Source text >>
The US State Department’s 2012 International Narcotics Control Strategy report contains harsh words for Peru, lamenting the country’s “slow advance” in coca leaf eradication. The report says the country has 53,000 hectares under coca cultivation. Colombia has 100,000 hectares—but Peru’s total has increased in recent years, while Colombia‘s has dropped. (Although Peru has challenged these claims.) The report calls out Peru’s Customs Service, Coast Guard, Port Authority and Public Ministry as blocking progress in the anti-narcotics struggle. State Department analyst Pedro Yaranga told Lima’s La Republica that “there does not exist a decision to attack the coca source areas [cuencas cocaleras].” He particularly named the Upper Huallaga Valley and Apurímac-Ene River Valley (VRAE).
Last year, the Peruvian coca eradication agency DEVIDA eradicated more than 10,000 hectares of coca, said to be equivalent to 71 tons of export-quality cocaine. The goal for 2012 is to eradicate 14,000 hectares, and to begin eradication in new areas. (Colombia Reports, March 12; Peruvian Tiimes, March 10; La Republica, March 9; DIPNOTE State Department blog, March 6)

Exercise tasks >>
A – Can you shorten the paragraph of the coca report text that begins "Last year, the Peruvian coca eradication agency" and keep its main facts?
B – In the coca report text, could you replace "State Department" with "Department of State" in the passage starting at "The US State" and ending at "River Valley (VRAE)."?
C – How would the text on Peru's coca eradication go on after its final sentence?
The records aren't needed for any of this.

Rows >>
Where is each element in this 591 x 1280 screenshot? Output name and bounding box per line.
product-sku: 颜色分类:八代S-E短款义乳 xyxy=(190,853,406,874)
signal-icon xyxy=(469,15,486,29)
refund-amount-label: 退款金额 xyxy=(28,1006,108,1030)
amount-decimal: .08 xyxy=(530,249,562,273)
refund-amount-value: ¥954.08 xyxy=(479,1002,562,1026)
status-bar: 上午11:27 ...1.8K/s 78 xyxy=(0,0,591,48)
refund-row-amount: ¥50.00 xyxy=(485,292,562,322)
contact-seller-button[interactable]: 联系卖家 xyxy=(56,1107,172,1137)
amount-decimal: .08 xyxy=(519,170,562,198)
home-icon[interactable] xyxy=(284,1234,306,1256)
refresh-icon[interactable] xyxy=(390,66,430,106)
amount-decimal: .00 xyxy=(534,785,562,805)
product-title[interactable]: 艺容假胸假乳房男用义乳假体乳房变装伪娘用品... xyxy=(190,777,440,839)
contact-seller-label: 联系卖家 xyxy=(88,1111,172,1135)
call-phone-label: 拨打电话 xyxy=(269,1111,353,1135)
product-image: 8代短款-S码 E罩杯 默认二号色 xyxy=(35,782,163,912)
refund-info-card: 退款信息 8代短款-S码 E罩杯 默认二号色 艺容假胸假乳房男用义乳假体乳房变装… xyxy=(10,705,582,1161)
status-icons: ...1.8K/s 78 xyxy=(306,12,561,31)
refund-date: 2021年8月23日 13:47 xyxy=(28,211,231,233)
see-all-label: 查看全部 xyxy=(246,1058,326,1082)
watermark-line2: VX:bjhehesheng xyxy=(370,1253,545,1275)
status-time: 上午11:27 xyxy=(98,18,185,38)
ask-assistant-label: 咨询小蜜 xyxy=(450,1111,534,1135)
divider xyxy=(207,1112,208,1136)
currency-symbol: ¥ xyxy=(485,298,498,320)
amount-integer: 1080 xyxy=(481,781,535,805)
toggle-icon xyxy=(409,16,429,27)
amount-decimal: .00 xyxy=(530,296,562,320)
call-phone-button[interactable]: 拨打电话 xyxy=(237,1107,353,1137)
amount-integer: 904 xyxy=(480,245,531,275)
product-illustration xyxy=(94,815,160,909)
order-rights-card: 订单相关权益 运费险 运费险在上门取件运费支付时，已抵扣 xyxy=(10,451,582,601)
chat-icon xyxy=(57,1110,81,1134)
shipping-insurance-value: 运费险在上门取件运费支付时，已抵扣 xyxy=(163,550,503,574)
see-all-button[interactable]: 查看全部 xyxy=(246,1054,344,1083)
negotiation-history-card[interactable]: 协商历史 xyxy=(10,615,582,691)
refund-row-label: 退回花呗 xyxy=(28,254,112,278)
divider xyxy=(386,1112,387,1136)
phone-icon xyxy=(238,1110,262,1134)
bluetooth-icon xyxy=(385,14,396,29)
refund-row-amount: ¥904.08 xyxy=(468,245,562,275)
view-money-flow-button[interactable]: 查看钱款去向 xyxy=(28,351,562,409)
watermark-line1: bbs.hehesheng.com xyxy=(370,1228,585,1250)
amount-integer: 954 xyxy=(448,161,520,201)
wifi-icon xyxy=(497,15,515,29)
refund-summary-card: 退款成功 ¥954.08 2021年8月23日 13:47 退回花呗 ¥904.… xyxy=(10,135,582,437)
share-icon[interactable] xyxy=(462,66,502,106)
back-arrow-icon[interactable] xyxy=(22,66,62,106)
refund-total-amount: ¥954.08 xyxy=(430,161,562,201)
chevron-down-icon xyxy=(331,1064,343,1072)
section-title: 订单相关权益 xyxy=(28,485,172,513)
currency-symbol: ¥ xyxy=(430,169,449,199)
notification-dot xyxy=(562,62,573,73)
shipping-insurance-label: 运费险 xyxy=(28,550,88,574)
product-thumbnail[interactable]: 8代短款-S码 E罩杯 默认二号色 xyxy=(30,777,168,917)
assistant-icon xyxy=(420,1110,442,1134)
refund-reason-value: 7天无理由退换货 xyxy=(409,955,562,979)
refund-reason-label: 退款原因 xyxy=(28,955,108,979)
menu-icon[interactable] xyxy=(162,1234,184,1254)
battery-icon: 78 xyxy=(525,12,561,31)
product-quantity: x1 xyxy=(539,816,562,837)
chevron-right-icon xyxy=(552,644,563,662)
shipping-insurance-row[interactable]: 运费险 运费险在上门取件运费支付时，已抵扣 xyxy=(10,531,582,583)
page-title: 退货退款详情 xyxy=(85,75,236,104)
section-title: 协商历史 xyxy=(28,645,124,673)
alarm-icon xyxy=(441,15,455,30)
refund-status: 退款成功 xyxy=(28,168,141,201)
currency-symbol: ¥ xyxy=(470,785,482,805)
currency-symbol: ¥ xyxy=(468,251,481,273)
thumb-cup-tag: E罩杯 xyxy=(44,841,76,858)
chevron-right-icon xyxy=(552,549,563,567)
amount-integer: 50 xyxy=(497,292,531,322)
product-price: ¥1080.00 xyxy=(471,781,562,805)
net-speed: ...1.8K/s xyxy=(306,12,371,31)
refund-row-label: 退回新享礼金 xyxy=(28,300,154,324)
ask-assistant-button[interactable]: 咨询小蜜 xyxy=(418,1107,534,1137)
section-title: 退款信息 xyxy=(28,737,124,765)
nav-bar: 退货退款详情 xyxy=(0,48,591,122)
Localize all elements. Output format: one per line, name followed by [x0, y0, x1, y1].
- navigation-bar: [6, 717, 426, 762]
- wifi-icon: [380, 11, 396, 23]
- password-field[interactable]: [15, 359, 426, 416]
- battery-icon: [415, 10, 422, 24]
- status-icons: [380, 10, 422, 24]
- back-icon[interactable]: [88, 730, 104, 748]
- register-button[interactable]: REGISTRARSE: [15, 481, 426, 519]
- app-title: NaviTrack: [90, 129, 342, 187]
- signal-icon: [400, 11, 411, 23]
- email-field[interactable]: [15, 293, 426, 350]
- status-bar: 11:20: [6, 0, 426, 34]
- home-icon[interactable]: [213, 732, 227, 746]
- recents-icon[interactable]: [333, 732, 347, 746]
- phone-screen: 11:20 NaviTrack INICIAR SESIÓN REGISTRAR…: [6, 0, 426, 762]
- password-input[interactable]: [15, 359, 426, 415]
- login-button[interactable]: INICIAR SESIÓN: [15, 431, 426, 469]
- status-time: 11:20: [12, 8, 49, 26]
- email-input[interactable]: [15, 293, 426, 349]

In response >>
A – DEVIDA, Peru's coca eradication agency, destroyed over 10,000 hectares of coca last year, reportedly equal to 71 tons of export-quality cocaine. For 2012 it aims to eradicate 14,000 hectares and to start work in new areas.

B –
The US Department of State’s 2012 International Narcotics Control Strategy report contains harsh words for Peru, lamenting the country’s “slow advance” in coca leaf eradication. The report says the country has 53,000 hectares under coca cultivation. Colombia has 100,000 hectares—but Peru’s total has increased in recent years, while Colombia‘s has dropped. (Although Peru has challenged these claims.) The report calls out Peru’s Customs Service, Coast Guard, Port Authority and Public Ministry as blocking progress in the anti-narcotics struggle. Department of State analyst Pedro Yaranga told Lima’s La Republica that “there does not exist a decision to attack the coca source areas [cuencas cocaleras].” He particularly named the Upper Huallaga Valley and Apurímac-Ene River Valley (VRAE).

C –
The report charges that Bolivia, Venezuela and Burma “failed demonstrably” last year to adhere to their obligations under international counter-narcotics agreements. This claim comes after moves by the Obama administration to censure Venezuela and Bolivia for perceived drug war failures. (El Universal, Caracas, March 8) The State Department narcotics reports have repeatedly singled out these nations in recent years.
As the report was released, Bolivia’s President Evo Morales admonished the meeting of the UN Office on Drugs and Crime (UNODC) in Vienna for continuing to ban the coca leaf. Actually brandishing a coca leaf before the august body, Morales said there was no data to show that the coca leaf has adverse effects on human beings. Said Morales: “I call upon you to correct, to repair an error that has gone on for more than 50 years. Because it is only just to recognize legal consumption of coca leaf chewing.” He plugged products such as coca marmalade, as well as the more traditional coca tea.
Morales, who withdrew Bolivia from the Single Convention treaty last year in protest of the coca ban, urged that his country be readmitted to the convention with an opt-out for coca. Some 40,000 Bolivians participated in nationwide public coca chew-in or akulliku in support of their president’s stance. (In 2009, Morales actually chewed coca leaf before the Vienna meeting.)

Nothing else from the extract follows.